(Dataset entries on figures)
■ ■ ■ ■ ■

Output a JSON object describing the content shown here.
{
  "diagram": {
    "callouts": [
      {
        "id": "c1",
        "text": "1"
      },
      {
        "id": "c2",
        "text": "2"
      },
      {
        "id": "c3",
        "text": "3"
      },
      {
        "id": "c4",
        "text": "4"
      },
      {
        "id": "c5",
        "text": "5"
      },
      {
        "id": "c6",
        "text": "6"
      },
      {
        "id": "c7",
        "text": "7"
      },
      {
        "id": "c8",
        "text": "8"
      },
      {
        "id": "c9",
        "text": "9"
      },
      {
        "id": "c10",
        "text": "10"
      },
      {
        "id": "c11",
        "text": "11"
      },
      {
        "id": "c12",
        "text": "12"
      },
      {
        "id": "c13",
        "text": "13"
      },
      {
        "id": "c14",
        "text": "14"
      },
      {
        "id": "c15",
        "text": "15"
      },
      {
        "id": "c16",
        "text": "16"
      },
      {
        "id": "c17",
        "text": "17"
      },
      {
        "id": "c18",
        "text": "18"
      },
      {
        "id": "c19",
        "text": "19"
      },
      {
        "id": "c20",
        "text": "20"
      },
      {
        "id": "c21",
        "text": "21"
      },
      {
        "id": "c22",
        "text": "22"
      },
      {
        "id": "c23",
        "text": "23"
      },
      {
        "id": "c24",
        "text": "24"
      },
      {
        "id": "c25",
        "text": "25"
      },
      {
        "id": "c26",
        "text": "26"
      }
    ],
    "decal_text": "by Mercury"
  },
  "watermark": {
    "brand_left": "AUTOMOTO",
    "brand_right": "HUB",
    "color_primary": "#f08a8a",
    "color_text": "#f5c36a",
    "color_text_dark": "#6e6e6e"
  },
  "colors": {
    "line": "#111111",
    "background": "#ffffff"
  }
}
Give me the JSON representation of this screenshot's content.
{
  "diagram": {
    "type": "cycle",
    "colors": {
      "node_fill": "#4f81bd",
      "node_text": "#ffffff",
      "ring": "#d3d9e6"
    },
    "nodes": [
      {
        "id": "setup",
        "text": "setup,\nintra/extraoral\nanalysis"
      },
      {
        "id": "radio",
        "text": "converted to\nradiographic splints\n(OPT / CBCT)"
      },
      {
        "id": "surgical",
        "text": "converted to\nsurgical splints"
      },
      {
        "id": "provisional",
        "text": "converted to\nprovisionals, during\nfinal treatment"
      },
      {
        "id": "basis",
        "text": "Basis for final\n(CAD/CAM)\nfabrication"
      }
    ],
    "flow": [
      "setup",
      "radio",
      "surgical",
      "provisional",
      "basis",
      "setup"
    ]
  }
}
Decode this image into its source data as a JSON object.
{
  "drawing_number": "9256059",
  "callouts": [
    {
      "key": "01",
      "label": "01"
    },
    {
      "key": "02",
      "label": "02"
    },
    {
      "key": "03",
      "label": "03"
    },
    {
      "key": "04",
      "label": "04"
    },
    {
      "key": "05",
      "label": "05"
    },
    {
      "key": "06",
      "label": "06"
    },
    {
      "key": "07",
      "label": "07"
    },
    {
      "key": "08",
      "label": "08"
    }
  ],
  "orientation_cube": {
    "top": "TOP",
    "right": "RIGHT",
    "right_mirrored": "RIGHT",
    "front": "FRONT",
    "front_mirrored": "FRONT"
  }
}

■ ■ ■ ■ ■

## Aim of the task
Nothing but the lines from the one with "Decode this image" through the last line should be repeated, each exactly as it stands.

## The reply
Decode this image into its source data as a JSON object.
{
  "drawing_number": "9256059",
  "callouts": [
    {
      "key": "01",
      "label": "01"
    },
    {
      "key": "02",
      "label": "02"
    },
    {
      "key": "03",
      "label": "03"
    },
    {
      "key": "04",
      "label": "04"
    },
    {
      "key": "05",
      "label": "05"
    },
    {
      "key": "06",
      "label": "06"
    },
    {
      "key": "07",
      "label": "07"
    },
    {
      "key": "08",
      "label": "08"
    }
  ],
  "orientation_cube": {
    "top": "TOP",
    "right": "RIGHT",
    "right_mirrored": "RIGHT",
    "front": "FRONT",
    "front_mirrored": "FRONT"
  }
}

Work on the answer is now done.